▽
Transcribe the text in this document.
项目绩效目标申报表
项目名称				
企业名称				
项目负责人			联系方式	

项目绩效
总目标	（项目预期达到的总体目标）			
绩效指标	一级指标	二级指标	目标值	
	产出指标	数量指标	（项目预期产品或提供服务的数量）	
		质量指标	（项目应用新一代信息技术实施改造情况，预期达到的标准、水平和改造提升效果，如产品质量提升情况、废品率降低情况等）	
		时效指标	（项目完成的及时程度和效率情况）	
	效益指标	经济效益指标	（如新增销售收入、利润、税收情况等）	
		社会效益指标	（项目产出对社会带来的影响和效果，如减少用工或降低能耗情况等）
△
What is required. Write out all the records above again, exactly as they stand.

Task result.
Transcribe the text in this document.
项目绩效目标申报表
项目名称				
企业名称				
项目负责人			联系方式	

项目绩效
总目标	（项目预期达到的总体目标）			
绩效指标	一级指标	二级指标	目标值	
	产出指标	数量指标	（项目预期产品或提供服务的数量）	
		质量指标	（项目应用新一代信息技术实施改造情况，预期达到的标准、水平和改造提升效果，如产品质量提升情况、废品率降低情况等）	
		时效指标	（项目完成的及时程度和效率情况）	
	效益指标	经济效益指标	（如新增销售收入、利润、税收情况等）	
		社会效益指标	（项目产出对社会带来的影响和效果，如减少用工或降低能耗情况等）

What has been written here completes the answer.